» **Data for this exercise**
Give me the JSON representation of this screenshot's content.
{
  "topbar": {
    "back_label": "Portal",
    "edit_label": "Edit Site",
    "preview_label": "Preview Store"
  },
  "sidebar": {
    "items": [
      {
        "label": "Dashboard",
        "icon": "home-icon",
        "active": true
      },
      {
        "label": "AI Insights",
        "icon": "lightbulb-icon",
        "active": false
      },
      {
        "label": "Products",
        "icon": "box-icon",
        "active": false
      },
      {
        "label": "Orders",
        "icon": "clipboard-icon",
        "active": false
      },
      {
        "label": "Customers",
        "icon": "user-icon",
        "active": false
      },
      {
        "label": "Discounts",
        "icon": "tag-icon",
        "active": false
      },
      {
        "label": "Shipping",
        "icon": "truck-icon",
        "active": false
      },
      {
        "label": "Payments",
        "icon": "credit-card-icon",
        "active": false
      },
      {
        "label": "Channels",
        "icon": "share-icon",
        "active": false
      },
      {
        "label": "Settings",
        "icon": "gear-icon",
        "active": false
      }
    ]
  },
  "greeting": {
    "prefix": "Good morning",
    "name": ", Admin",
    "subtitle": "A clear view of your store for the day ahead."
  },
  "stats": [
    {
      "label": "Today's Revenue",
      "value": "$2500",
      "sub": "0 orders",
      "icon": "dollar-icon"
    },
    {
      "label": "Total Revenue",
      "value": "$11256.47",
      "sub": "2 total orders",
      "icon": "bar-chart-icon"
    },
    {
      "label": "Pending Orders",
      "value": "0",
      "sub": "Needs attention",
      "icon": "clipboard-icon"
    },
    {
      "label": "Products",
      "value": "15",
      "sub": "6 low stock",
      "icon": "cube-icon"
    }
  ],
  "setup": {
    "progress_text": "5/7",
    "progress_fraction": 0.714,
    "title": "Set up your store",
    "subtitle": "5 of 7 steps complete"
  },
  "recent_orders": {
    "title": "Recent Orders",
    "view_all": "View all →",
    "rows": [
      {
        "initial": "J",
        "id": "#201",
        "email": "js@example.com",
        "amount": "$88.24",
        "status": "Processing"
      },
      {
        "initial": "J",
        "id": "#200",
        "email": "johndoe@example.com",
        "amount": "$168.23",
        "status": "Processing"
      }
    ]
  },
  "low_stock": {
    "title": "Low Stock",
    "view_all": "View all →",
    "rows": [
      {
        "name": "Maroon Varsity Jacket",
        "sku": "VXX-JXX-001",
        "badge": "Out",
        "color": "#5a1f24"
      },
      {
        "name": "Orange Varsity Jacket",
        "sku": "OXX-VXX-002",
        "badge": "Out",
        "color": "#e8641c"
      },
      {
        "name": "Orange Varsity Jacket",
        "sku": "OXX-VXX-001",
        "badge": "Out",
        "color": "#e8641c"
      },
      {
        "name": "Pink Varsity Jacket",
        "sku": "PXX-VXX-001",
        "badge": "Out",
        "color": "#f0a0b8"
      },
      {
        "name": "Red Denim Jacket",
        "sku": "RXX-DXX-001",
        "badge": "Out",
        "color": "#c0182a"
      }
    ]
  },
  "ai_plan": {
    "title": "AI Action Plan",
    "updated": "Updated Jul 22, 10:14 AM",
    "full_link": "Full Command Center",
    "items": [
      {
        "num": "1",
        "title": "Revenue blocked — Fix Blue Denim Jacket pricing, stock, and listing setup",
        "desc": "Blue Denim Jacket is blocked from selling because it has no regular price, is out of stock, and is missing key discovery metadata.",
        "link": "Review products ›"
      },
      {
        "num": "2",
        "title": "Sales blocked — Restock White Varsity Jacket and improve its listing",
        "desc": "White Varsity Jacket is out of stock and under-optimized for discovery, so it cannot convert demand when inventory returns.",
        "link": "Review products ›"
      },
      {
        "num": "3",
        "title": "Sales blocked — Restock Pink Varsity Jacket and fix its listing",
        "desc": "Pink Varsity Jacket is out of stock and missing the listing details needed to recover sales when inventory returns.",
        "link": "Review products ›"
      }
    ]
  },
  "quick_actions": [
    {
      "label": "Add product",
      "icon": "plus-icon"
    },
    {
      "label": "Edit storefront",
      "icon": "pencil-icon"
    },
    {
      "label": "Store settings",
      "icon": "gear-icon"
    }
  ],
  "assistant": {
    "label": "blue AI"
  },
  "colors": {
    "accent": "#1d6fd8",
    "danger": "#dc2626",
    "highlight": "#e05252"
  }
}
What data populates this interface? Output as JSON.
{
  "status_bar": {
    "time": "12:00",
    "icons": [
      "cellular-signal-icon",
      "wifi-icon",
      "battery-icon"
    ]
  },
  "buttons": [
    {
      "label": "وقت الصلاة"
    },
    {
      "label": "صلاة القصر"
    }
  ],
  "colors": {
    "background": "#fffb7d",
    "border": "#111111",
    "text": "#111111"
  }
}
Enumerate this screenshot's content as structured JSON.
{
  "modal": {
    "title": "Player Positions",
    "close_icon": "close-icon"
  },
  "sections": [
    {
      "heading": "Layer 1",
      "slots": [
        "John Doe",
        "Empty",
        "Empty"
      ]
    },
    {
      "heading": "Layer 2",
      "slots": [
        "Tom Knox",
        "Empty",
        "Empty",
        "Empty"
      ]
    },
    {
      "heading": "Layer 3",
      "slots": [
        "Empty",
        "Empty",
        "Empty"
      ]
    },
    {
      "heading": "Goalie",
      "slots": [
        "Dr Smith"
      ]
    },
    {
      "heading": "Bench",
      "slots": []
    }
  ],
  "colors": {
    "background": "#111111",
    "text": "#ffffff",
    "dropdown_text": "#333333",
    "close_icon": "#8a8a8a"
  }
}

» **Given exercise**
Transcribe each entry precisely, missing none.

» **Solution for this task**
Give me the JSON representation of this screenshot's content.
{
  "topbar": {
    "back_label": "Portal",
    "edit_label": "Edit Site",
    "preview_label": "Preview Store"
  },
  "sidebar": {
    "items": [
      {
        "label": "Dashboard",
        "icon": "home-icon",
        "active": true
      },
      {
        "label": "AI Insights",
        "icon": "lightbulb-icon",
        "active": false
      },
      {
        "label": "Products",
        "icon": "box-icon",
        "active": false
      },
      {
        "label": "Orders",
        "icon": "clipboard-icon",
        "active": false
      },
      {
        "label": "Customers",
        "icon": "user-icon",
        "active": false
      },
      {
        "label": "Discounts",
        "icon": "tag-icon",
        "active": false
      },
      {
        "label": "Shipping",
        "icon": "truck-icon",
        "active": false
      },
      {
        "label": "Payments",
        "icon": "credit-card-icon",
        "active": false
      },
      {
        "label": "Channels",
        "icon": "share-icon",
        "active": false
      },
      {
        "label": "Settings",
        "icon": "gear-icon",
        "active": false
      }
    ]
  },
  "greeting": {
    "prefix": "Good morning",
    "name": ", Admin",
    "subtitle": "A clear view of your store for the day ahead."
  },
  "stats": [
    {
      "label": "Today's Revenue",
      "value": "$2500",
      "sub": "0 orders",
      "icon": "dollar-icon"
    },
    {
      "label": "Total Revenue",
      "value": "$11256.47",
      "sub": "2 total orders",
      "icon": "bar-chart-icon"
    },
    {
      "label": "Pending Orders",
      "value": "0",
      "sub": "Needs attention",
      "icon": "clipboard-icon"
    },
    {
      "label": "Products",
      "value": "15",
      "sub": "6 low stock",
      "icon": "cube-icon"
    }
  ],
  "setup": {
    "progress_text": "5/7",
    "progress_fraction": 0.714,
    "title": "Set up your store",
    "subtitle": "5 of 7 steps complete"
  },
  "recent_orders": {
    "title": "Recent Orders",
    "view_all": "View all →",
    "rows": [
      {
        "initial": "J",
        "id": "#201",
        "email": "js@example.com",
        "amount": "$88.24",
        "status": "Processing"
      },
      {
        "initial": "J",
        "id": "#200",
        "email": "johndoe@example.com",
        "amount": "$168.23",
        "status": "Processing"
      }
    ]
  },
  "low_stock": {
    "title": "Low Stock",
    "view_all": "View all →",
    "rows": [
      {
        "name": "Maroon Varsity Jacket",
        "sku": "VXX-JXX-001",
        "badge": "Out",
        "color": "#5a1f24"
      },
      {
        "name": "Orange Varsity Jacket",
        "sku": "OXX-VXX-002",
        "badge": "Out",
        "color": "#e8641c"
      },
      {
        "name": "Orange Varsity Jacket",
        "sku": "OXX-VXX-001",
        "badge": "Out",
        "color": "#e8641c"
      },
      {
        "name": "Pink Varsity Jacket",
        "sku": "PXX-VXX-001",
        "badge": "Out",
        "color": "#f0a0b8"
      },
      {
        "name": "Red Denim Jacket",
        "sku": "RXX-DXX-001",
        "badge": "Out",
        "color": "#c0182a"
      }
    ]
  },
  "ai_plan": {
    "title": "AI Action Plan",
    "updated": "Updated Jul 22, 10:14 AM",
    "full_link": "Full Command Center",
    "items": [
      {
        "num": "1",
        "title": "Revenue blocked — Fix Blue Denim Jacket pricing, stock, and listing setup",
        "desc": "Blue Denim Jacket is blocked from selling because it has no regular price, is out of stock, and is missing key discovery metadata.",
        "link": "Review products ›"
      },
      {
        "num": "2",
        "title": "Sales blocked — Restock White Varsity Jacket and improve its listing",
        "desc": "White Varsity Jacket is out of stock and under-optimized for discovery, so it cannot convert demand when inventory returns.",
        "link": "Review products ›"
      },
      {
        "num": "3",
        "title": "Sales blocked — Restock Pink Varsity Jacket and fix its listing",
        "desc": "Pink Varsity Jacket is out of stock and missing the listing details needed to recover sales when inventory returns.",
        "link": "Review products ›"
      }
    ]
  },
  "quick_actions": [
    {
      "label": "Add product",
      "icon": "plus-icon"
    },
    {
      "label": "Edit storefront",
      "icon": "pencil-icon"
    },
    {
      "label": "Store settings",
      "icon": "gear-icon"
    }
  ],
  "assistant": {
    "label": "blue AI"
  },
  "colors": {
    "accent": "#1d6fd8",
    "danger": "#dc2626",
    "highlight": "#e05252"
  }
}
What data populates this interface? Output as JSON.
{
  "status_bar": {
    "time": "12:00",
    "icons": [
      "cellular-signal-icon",
      "wifi-icon",
      "battery-icon"
    ]
  },
  "buttons": [
    {
      "label": "وقت الصلاة"
    },
    {
      "label": "صلاة القصر"
    }
  ],
  "colors": {
    "background": "#fffb7d",
    "border": "#111111",
    "text": "#111111"
  }
}
Enumerate this screenshot's content as structured JSON.
{
  "modal": {
    "title": "Player Positions",
    "close_icon": "close-icon"
  },
  "sections": [
    {
      "heading": "Layer 1",
      "slots": [
        "John Doe",
        "Empty",
        "Empty"
      ]
    },
    {
      "heading": "Layer 2",
      "slots": [
        "Tom Knox",
        "Empty",
        "Empty",
        "Empty"
      ]
    },
    {
      "heading": "Layer 3",
      "slots": [
        "Empty",
        "Empty",
        "Empty"
      ]
    },
    {
      "heading": "Goalie",
      "slots": [
        "Dr Smith"
      ]
    },
    {
      "heading": "Bench",
      "slots": []
    }
  ],
  "colors": {
    "background": "#111111",
    "text": "#ffffff",
    "dropdown_text": "#333333",
    "close_icon": "#8a8a8a"
  }
}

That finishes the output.